→ **What the exercise asks**: Give back only the material from the line with "511, 1349, 522]" to the line with "share-button[interactable]: ⤢ Share: [1266, 35, 1315, 51]", switching "Find & Replace" to "Search & Replace" and leaving everything else unchanged.

→ **Excerpted records**:
'''
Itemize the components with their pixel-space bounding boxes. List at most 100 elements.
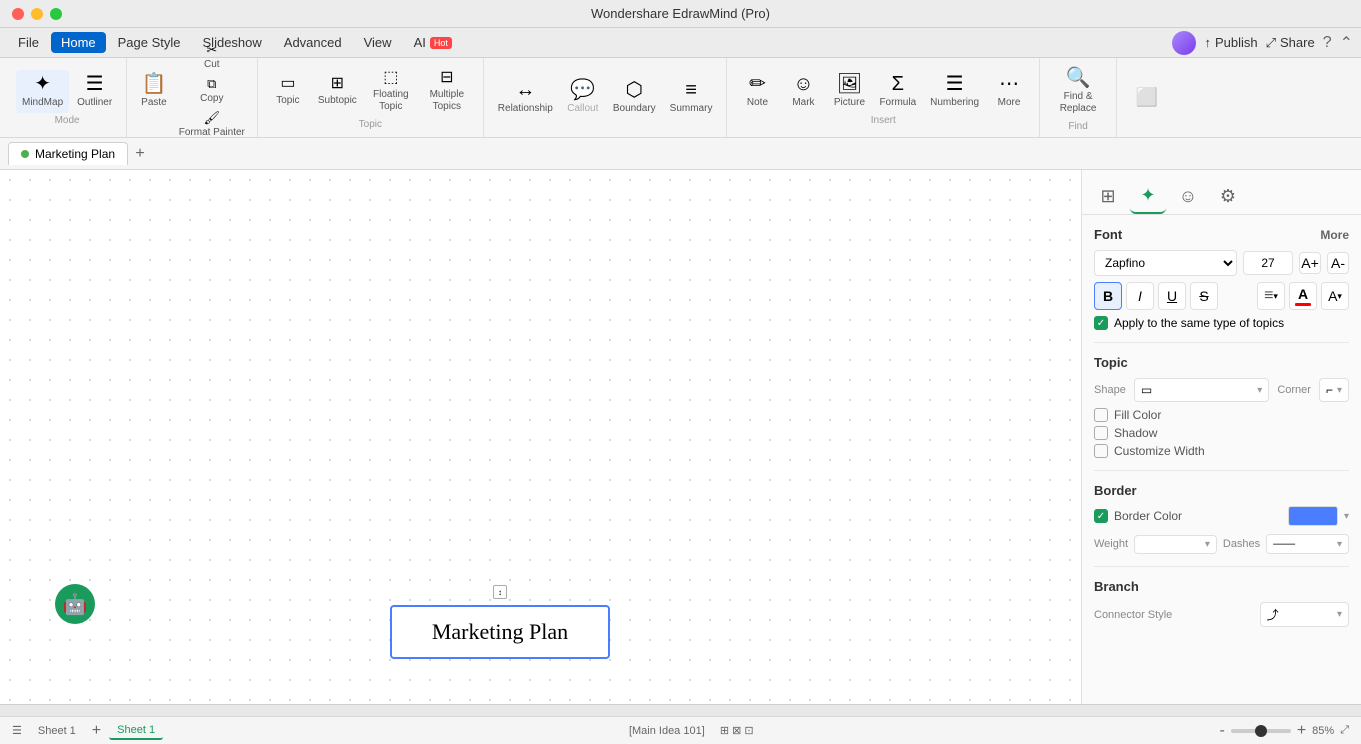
border-color-dropdown-arrow[interactable]: ▾: [1344, 511, 1349, 522]
connector-select[interactable]: ⤴ ▾: [1260, 602, 1349, 627]
topic-button[interactable]: ▭ Topic: [266, 72, 310, 111]
help-button[interactable]: ?: [1323, 34, 1332, 52]
paste-button[interactable]: 📋 Paste: [135, 41, 173, 141]
maximize-button[interactable]: [50, 8, 62, 20]
find-replace-button[interactable]: 🔍 Find & Replace: [1048, 64, 1108, 119]
share-button[interactable]: ⤢ Share: [1266, 35, 1315, 51]
collapse-button[interactable]: ⌃: [1340, 33, 1353, 53]
font-family-select[interactable]: Zapfino: [1094, 250, 1237, 276]
note-button[interactable]: ✏ Note: [735, 70, 779, 113]
note-icon: ✏: [749, 74, 766, 94]
fullscreen-button[interactable]: ⤢: [1340, 724, 1349, 737]
horizontal-scrollbar[interactable]: [0, 704, 1361, 716]
zoom-slider[interactable]: [1231, 729, 1291, 733]
align-icon: ≡: [1264, 287, 1273, 305]
font-color-button[interactable]: A: [1289, 282, 1317, 310]
panel-tab-ai[interactable]: ✦: [1130, 178, 1166, 214]
font-size-input[interactable]: [1243, 251, 1293, 275]
strikethrough-button[interactable]: S: [1190, 282, 1218, 310]
tab-add-button[interactable]: +: [128, 142, 152, 166]
multiple-topics-button[interactable]: ⊟ Multiple Topics: [419, 66, 475, 117]
ai-robot-icon[interactable]: 🤖: [55, 584, 95, 624]
shadow-label: Shadow: [1114, 426, 1349, 440]
subtopic-button[interactable]: ⊞ Subtopic: [312, 72, 363, 111]
zoom-out-button[interactable]: -: [1219, 722, 1224, 740]
summary-button[interactable]: ≡ Summary: [664, 76, 719, 119]
shape-select[interactable]: ▭ ▾: [1134, 378, 1270, 402]
font-size-increase-button[interactable]: A+: [1299, 252, 1321, 274]
collapse-panel-button[interactable]: ⬜: [1125, 83, 1169, 112]
shadow-row: Shadow: [1094, 426, 1349, 440]
topic-icon: ▭: [280, 76, 295, 92]
mark-icon: ☺: [793, 74, 813, 94]
find-replace-icon: 🔍: [1066, 68, 1091, 88]
panel-tab-settings[interactable]: ⚙: [1210, 178, 1246, 214]
italic-button[interactable]: I: [1126, 282, 1154, 310]
floating-topic-button[interactable]: ⬚ Floating Topic: [365, 66, 417, 117]
customize-width-checkbox[interactable]: [1094, 444, 1108, 458]
font-more-button[interactable]: More: [1320, 228, 1349, 242]
menu-view[interactable]: View: [354, 32, 402, 53]
node-handle[interactable]: ↕: [493, 585, 507, 599]
divider-2: [1094, 470, 1349, 471]
customize-width-label: Customize Width: [1114, 444, 1349, 458]
bold-button[interactable]: B: [1094, 282, 1122, 310]
callout-button[interactable]: 💬 Callout: [561, 76, 605, 119]
mindmap-node[interactable]: ↕ Marketing Plan: [390, 605, 610, 659]
highlight-color-button[interactable]: A ▾: [1321, 282, 1349, 310]
mindmap-button[interactable]: ✦ MindMap: [16, 70, 69, 113]
menu-ai[interactable]: AI Hot: [404, 32, 462, 53]
menu-advanced[interactable]: Advanced: [274, 32, 352, 53]
zoom-in-button[interactable]: +: [1297, 722, 1306, 740]
align-button[interactable]: ≡ ▾: [1257, 282, 1285, 310]
minimize-button[interactable]: [31, 8, 43, 20]
font-size-decrease-button[interactable]: A-: [1327, 252, 1349, 274]
apply-same-checkbox[interactable]: ✓: [1094, 316, 1108, 330]
node-box[interactable]: Marketing Plan: [390, 605, 610, 659]
add-sheet-button[interactable]: +: [92, 722, 101, 740]
mark-button[interactable]: ☺ Mark: [781, 70, 825, 113]
statusbar-center: [Main Idea 101] ⊞ ⊠ ⊡: [179, 724, 1203, 737]
more-button[interactable]: ⋯ More: [987, 70, 1031, 113]
sheet-1-tab[interactable]: Sheet 1: [109, 722, 163, 740]
border-color-swatch[interactable]: [1288, 506, 1338, 526]
apply-same-label: Apply to the same type of topics: [1114, 316, 1284, 330]
shadow-checkbox[interactable]: [1094, 426, 1108, 440]
numbering-button[interactable]: ☰ Numbering: [924, 70, 985, 113]
toolbar-clipboard-group: 📋 Paste ✂ Cut ⧉ Copy 🖌 Format Painter: [127, 58, 258, 137]
panel-tab-style[interactable]: ⊞: [1090, 178, 1126, 214]
status-text: [Main Idea 101]: [629, 725, 705, 737]
cut-button[interactable]: ✂ Cut: [175, 41, 249, 73]
formula-button[interactable]: Σ Formula: [873, 70, 922, 113]
dashes-select[interactable]: —— ▾: [1266, 534, 1349, 554]
canvas[interactable]: ↕ Marketing Plan 🤖: [0, 170, 1081, 704]
toolbar-mode-group: ✦ MindMap ☰ Outliner Mode: [8, 58, 127, 137]
avatar[interactable]: [1172, 31, 1196, 55]
format-painter-button[interactable]: 🖌 Format Painter: [175, 109, 249, 141]
close-button[interactable]: [12, 8, 24, 20]
font-section-title: Font More: [1094, 227, 1349, 242]
picture-icon: 🖼: [837, 74, 862, 94]
relationship-button[interactable]: ↔ Relationship: [492, 76, 559, 119]
fill-color-checkbox[interactable]: [1094, 408, 1108, 422]
main-area: ↕ Marketing Plan 🤖 ⊞ ✦ ☺ ⚙: [0, 170, 1361, 704]
weight-select[interactable]: ▾: [1134, 535, 1217, 554]
fill-color-label: Fill Color: [1114, 408, 1349, 422]
corner-select[interactable]: ⌐ ▾: [1319, 378, 1349, 402]
picture-button[interactable]: 🖼 Picture: [827, 70, 871, 113]
copy-button[interactable]: ⧉ Copy: [175, 75, 249, 107]
tab-marketing-plan[interactable]: Marketing Plan: [8, 142, 128, 165]
publish-button[interactable]: ↑ Publish: [1204, 35, 1257, 50]
menu-file[interactable]: File: [8, 32, 49, 53]
tab-dot: [21, 150, 29, 158]
scissors-icon: ✂: [206, 43, 217, 56]
panel-tab-emoji[interactable]: ☺: [1170, 178, 1206, 214]
menu-home[interactable]: Home: [51, 32, 106, 53]
outliner-button[interactable]: ☰ Outliner: [71, 70, 118, 113]
sidebar-toggle-icon[interactable]: ☰: [12, 724, 22, 737]
boundary-button[interactable]: ⬡ Boundary: [607, 76, 662, 119]
mindmap-icon: ✦: [34, 74, 51, 94]
underline-button[interactable]: U: [1158, 282, 1186, 310]
border-color-checkbox[interactable]: ✓: [1094, 509, 1108, 523]
border-color-label: Border Color: [1114, 509, 1282, 523]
'''
→ **Exercise result**:
border-color-dropdown-arrow[interactable]: ▾: [1344, 511, 1349, 522]
connector-select[interactable]: ⤴ ▾: [1260, 602, 1349, 627]
topic-button[interactable]: ▭ Topic: [266, 72, 310, 111]
help-button[interactable]: ?: [1323, 34, 1332, 52]
paste-button[interactable]: 📋 Paste: [135, 41, 173, 141]
maximize-button[interactable]: [50, 8, 62, 20]
find-replace-button[interactable]: 🔍 Search & Replace: [1048, 64, 1108, 119]
share-button[interactable]: ⤢ Share: [1266, 35, 1315, 51]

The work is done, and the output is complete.